AIM
Repeat every record exactly, but keep images out of the copy.

EXERCISE MATERIAL
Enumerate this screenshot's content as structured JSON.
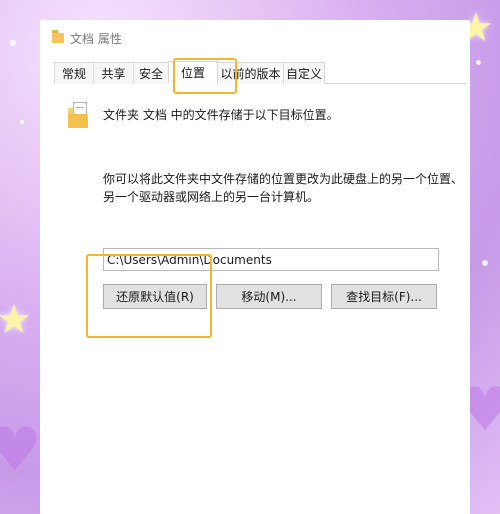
{
  "window": {
    "title": "文档 属性"
  },
  "tabs": [
    {
      "label": "常规",
      "active": false
    },
    {
      "label": "共享",
      "active": false
    },
    {
      "label": "安全",
      "active": false
    },
    {
      "label": "位置",
      "active": true
    },
    {
      "label": "以前的版本",
      "active": false
    },
    {
      "label": "自定义",
      "active": false
    }
  ],
  "location": {
    "info_text": "文件夹 文档 中的文件存储于以下目标位置。",
    "description": "你可以将此文件夹中文件存储的位置更改为此硬盘上的另一个位置、另一个驱动器或网络上的另一台计算机。",
    "path_value": "C:\\Users\\Admin\\Documents"
  },
  "buttons": {
    "restore_default": "还原默认值(R)",
    "move": "移动(M)...",
    "find_target": "查找目标(F)..."
  },
  "colors": {
    "highlight": "#f3b52a",
    "folder": "#f2c14e"
  }
}
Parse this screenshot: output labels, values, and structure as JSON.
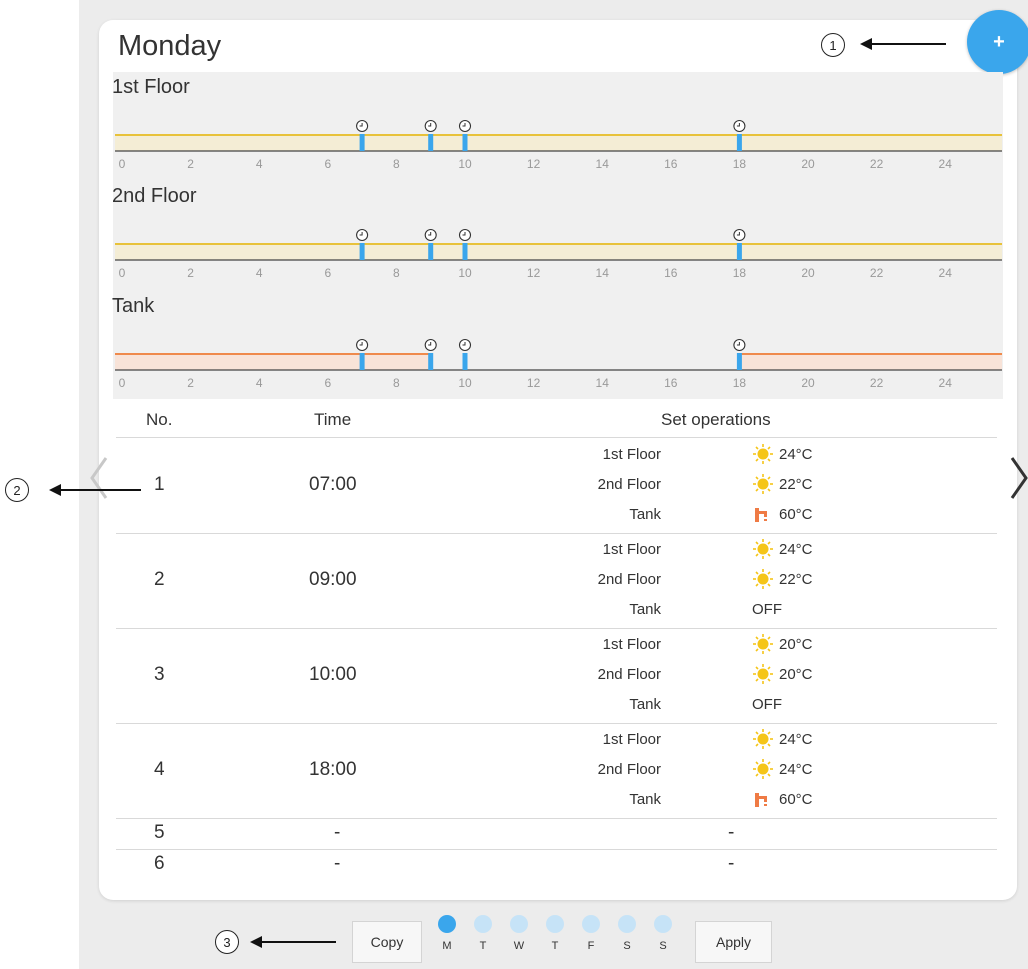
{
  "schedule": {
    "day_title": "Monday",
    "add_button_label": "+",
    "timelines": [
      {
        "label": "1st Floor",
        "style": "heating",
        "line_color": "#e8c23a",
        "fill_color": "#f4edd5"
      },
      {
        "label": "2nd Floor",
        "style": "heating",
        "line_color": "#e8c23a",
        "fill_color": "#f4edd5"
      },
      {
        "label": "Tank",
        "style": "tank",
        "line_color": "#ef8a4c",
        "fill_color": "#f8e3d8"
      }
    ],
    "hour_ticks": [
      "0",
      "2",
      "4",
      "6",
      "8",
      "10",
      "12",
      "14",
      "16",
      "18",
      "20",
      "22",
      "24"
    ],
    "event_hours": [
      7,
      9,
      10,
      18
    ],
    "tank_active": [
      [
        0,
        7
      ],
      [
        7,
        9
      ],
      [
        18,
        24
      ]
    ],
    "headers": {
      "no": "No.",
      "time": "Time",
      "ops": "Set operations"
    },
    "rows": [
      {
        "no": "1",
        "time": "07:00",
        "ops": [
          {
            "zone": "1st Floor",
            "icon": "sun-icon",
            "value": "24°C"
          },
          {
            "zone": "2nd Floor",
            "icon": "sun-icon",
            "value": "22°C"
          },
          {
            "zone": "Tank",
            "icon": "tap-icon",
            "value": "60°C"
          }
        ]
      },
      {
        "no": "2",
        "time": "09:00",
        "ops": [
          {
            "zone": "1st Floor",
            "icon": "sun-icon",
            "value": "24°C"
          },
          {
            "zone": "2nd Floor",
            "icon": "sun-icon",
            "value": "22°C"
          },
          {
            "zone": "Tank",
            "icon": "",
            "value": "OFF"
          }
        ]
      },
      {
        "no": "3",
        "time": "10:00",
        "ops": [
          {
            "zone": "1st Floor",
            "icon": "sun-icon",
            "value": "20°C"
          },
          {
            "zone": "2nd Floor",
            "icon": "sun-icon",
            "value": "20°C"
          },
          {
            "zone": "Tank",
            "icon": "",
            "value": "OFF"
          }
        ]
      },
      {
        "no": "4",
        "time": "18:00",
        "ops": [
          {
            "zone": "1st Floor",
            "icon": "sun-icon",
            "value": "24°C"
          },
          {
            "zone": "2nd Floor",
            "icon": "sun-icon",
            "value": "24°C"
          },
          {
            "zone": "Tank",
            "icon": "tap-icon",
            "value": "60°C"
          }
        ]
      },
      {
        "no": "5",
        "time": "-",
        "ops_text": "-"
      },
      {
        "no": "6",
        "time": "-",
        "ops_text": "-"
      }
    ]
  },
  "footer": {
    "copy_label": "Copy",
    "apply_label": "Apply",
    "days": [
      {
        "label": "M",
        "selected": true
      },
      {
        "label": "T",
        "selected": false
      },
      {
        "label": "W",
        "selected": false
      },
      {
        "label": "T",
        "selected": false
      },
      {
        "label": "F",
        "selected": false
      },
      {
        "label": "S",
        "selected": false
      },
      {
        "label": "S",
        "selected": false
      }
    ]
  },
  "callouts": [
    "1",
    "2",
    "3"
  ],
  "colors": {
    "accent": "#3aa6ec",
    "marker": "#3aa6ec",
    "dot_selected": "#3aa6ec",
    "dot_unselected": "#c6e3f7",
    "sun": "#f5c518",
    "tap": "#ef7b45"
  }
}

FULL OUTPUT
Enumerate this screenshot's content as structured JSON.
{
  "window": {
    "title": "文档 属性"
  },
  "tabs": [
    {
      "label": "常规",
      "active": false
    },
    {
      "label": "共享",
      "active": false
    },
    {
      "label": "安全",
      "active": false
    },
    {
      "label": "位置",
      "active": true
    },
    {
      "label": "以前的版本",
      "active": false
    },
    {
      "label": "自定义",
      "active": false
    }
  ],
  "location": {
    "info_text": "文件夹 文档 中的文件存储于以下目标位置。",
    "description": "你可以将此文件夹中文件存储的位置更改为此硬盘上的另一个位置、另一个驱动器或网络上的另一台计算机。",
    "path_value": "C:\\Users\\Admin\\Documents"
  },
  "buttons": {
    "restore_default": "还原默认值(R)",
    "move": "移动(M)...",
    "find_target": "查找目标(F)..."
  },
  "colors": {
    "highlight": "#f3b52a",
    "folder": "#f2c14e"
  }
}
Parse this screenshot: output labels, values, and structure as JSON.
{
  "schedule": {
    "day_title": "Monday",
    "add_button_label": "+",
    "timelines": [
      {
        "label": "1st Floor",
        "style": "heating",
        "line_color": "#e8c23a",
        "fill_color": "#f4edd5"
      },
      {
        "label": "2nd Floor",
        "style": "heating",
        "line_color": "#e8c23a",
        "fill_color": "#f4edd5"
      },
      {
        "label": "Tank",
        "style": "tank",
        "line_color": "#ef8a4c",
        "fill_color": "#f8e3d8"
      }
    ],
    "hour_ticks": [
      "0",
      "2",
      "4",
      "6",
      "8",
      "10",
      "12",
      "14",
      "16",
      "18",
      "20",
      "22",
      "24"
    ],
    "event_hours": [
      7,
      9,
      10,
      18
    ],
    "tank_active": [
      [
        0,
        7
      ],
      [
        7,
        9
      ],
      [
        18,
        24
      ]
    ],
    "headers": {
      "no": "No.",
      "time": "Time",
      "ops": "Set operations"
    },
    "rows": [
      {
        "no": "1",
        "time": "07:00",
        "ops": [
          {
            "zone": "1st Floor",
            "icon": "sun-icon",
            "value": "24°C"
          },
          {
            "zone": "2nd Floor",
            "icon": "sun-icon",
            "value": "22°C"
          },
          {
            "zone": "Tank",
            "icon": "tap-icon",
            "value": "60°C"
          }
        ]
      },
      {
        "no": "2",
        "time": "09:00",
        "ops": [
          {
            "zone": "1st Floor",
            "icon": "sun-icon",
            "value": "24°C"
          },
          {
            "zone": "2nd Floor",
            "icon": "sun-icon",
            "value": "22°C"
          },
          {
            "zone": "Tank",
            "icon": "",
            "value": "OFF"
          }
        ]
      },
      {
        "no": "3",
        "time": "10:00",
        "ops": [
          {
            "zone": "1st Floor",
            "icon": "sun-icon",
            "value": "20°C"
          },
          {
            "zone": "2nd Floor",
            "icon": "sun-icon",
            "value": "20°C"
          },
          {
            "zone": "Tank",
            "icon": "",
            "value": "OFF"
          }
        ]
      },
      {
        "no": "4",
        "time": "18:00",
        "ops": [
          {
            "zone": "1st Floor",
            "icon": "sun-icon",
            "value": "24°C"
          },
          {
            "zone": "2nd Floor",
            "icon": "sun-icon",
            "value": "24°C"
          },
          {
            "zone": "Tank",
            "icon": "tap-icon",
            "value": "60°C"
          }
        ]
      },
      {
        "no": "5",
        "time": "-",
        "ops_text": "-"
      },
      {
        "no": "6",
        "time": "-",
        "ops_text": "-"
      }
    ]
  },
  "footer": {
    "copy_label": "Copy",
    "apply_label": "Apply",
    "days": [
      {
        "label": "M",
        "selected": true
      },
      {
        "label": "T",
        "selected": false
      },
      {
        "label": "W",
        "selected": false
      },
      {
        "label": "T",
        "selected": false
      },
      {
        "label": "F",
        "selected": false
      },
      {
        "label": "S",
        "selected": false
      },
      {
        "label": "S",
        "selected": false
      }
    ]
  },
  "callouts": [
    "1",
    "2",
    "3"
  ],
  "colors": {
    "accent": "#3aa6ec",
    "marker": "#3aa6ec",
    "dot_selected": "#3aa6ec",
    "dot_unselected": "#c6e3f7",
    "sun": "#f5c518",
    "tap": "#ef7b45"
  }
}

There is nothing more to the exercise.